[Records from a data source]
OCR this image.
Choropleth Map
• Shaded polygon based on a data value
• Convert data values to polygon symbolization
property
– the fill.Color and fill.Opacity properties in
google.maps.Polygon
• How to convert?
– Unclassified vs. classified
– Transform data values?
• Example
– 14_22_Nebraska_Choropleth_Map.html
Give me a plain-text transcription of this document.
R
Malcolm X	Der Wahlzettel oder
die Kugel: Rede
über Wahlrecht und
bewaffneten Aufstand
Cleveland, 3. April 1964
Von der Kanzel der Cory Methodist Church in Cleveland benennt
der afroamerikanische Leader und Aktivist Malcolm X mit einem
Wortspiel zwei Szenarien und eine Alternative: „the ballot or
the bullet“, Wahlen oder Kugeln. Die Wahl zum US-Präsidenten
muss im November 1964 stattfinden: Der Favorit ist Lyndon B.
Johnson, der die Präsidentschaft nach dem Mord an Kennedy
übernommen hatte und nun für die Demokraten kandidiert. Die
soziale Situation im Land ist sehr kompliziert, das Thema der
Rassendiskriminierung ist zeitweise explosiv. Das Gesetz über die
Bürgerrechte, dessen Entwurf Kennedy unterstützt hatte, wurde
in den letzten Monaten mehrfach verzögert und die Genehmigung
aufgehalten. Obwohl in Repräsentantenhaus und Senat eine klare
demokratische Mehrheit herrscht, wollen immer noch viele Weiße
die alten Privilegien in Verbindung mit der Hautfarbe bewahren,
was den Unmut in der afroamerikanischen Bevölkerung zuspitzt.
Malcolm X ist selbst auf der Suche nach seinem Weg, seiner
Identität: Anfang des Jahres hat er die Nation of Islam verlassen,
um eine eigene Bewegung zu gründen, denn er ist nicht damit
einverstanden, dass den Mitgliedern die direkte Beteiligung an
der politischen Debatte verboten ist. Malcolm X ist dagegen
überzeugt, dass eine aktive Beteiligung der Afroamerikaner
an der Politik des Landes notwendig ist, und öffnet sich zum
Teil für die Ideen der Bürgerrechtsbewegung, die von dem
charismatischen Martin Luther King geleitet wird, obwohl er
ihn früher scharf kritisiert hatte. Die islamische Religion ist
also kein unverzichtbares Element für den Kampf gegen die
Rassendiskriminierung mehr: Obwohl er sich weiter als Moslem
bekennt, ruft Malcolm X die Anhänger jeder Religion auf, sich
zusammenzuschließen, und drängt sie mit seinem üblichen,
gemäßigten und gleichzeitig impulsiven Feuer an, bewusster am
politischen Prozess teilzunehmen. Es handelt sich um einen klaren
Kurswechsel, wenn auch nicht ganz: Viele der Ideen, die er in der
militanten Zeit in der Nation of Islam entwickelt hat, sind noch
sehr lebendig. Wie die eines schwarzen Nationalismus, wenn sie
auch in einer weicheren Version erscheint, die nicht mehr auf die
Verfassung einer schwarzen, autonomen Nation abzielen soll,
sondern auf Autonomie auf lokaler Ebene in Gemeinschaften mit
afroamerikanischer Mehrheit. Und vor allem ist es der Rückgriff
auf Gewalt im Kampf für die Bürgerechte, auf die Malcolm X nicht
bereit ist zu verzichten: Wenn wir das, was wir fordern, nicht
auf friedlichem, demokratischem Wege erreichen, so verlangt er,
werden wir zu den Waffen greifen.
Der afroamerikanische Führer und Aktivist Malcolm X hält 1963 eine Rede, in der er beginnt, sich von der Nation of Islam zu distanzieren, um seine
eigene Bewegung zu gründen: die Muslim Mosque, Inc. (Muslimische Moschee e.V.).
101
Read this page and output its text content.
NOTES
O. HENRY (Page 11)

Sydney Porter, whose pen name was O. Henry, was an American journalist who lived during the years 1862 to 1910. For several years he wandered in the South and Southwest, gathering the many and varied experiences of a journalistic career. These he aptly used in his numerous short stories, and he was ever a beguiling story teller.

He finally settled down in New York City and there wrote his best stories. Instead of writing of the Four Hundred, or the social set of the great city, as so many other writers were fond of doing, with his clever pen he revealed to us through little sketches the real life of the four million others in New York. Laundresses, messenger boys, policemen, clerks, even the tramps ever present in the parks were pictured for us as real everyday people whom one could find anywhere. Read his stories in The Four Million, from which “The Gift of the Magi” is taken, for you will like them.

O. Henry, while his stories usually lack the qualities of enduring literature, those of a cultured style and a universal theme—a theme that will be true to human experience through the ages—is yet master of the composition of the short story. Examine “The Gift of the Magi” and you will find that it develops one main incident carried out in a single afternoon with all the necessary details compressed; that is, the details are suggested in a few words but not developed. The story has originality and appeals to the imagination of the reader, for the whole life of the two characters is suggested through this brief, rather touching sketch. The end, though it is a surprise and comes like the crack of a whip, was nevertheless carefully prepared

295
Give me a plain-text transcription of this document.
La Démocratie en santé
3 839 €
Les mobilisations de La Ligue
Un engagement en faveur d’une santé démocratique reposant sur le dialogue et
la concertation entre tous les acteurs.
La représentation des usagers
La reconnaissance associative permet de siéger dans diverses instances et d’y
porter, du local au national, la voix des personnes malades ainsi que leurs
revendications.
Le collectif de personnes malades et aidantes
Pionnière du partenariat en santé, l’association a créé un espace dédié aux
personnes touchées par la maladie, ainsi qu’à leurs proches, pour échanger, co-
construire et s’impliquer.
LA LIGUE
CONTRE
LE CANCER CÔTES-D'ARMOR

## Task requirements
From the data above, count the lines where "Mehrheit" occurs and give that figure and nothing else.

## Written answer
2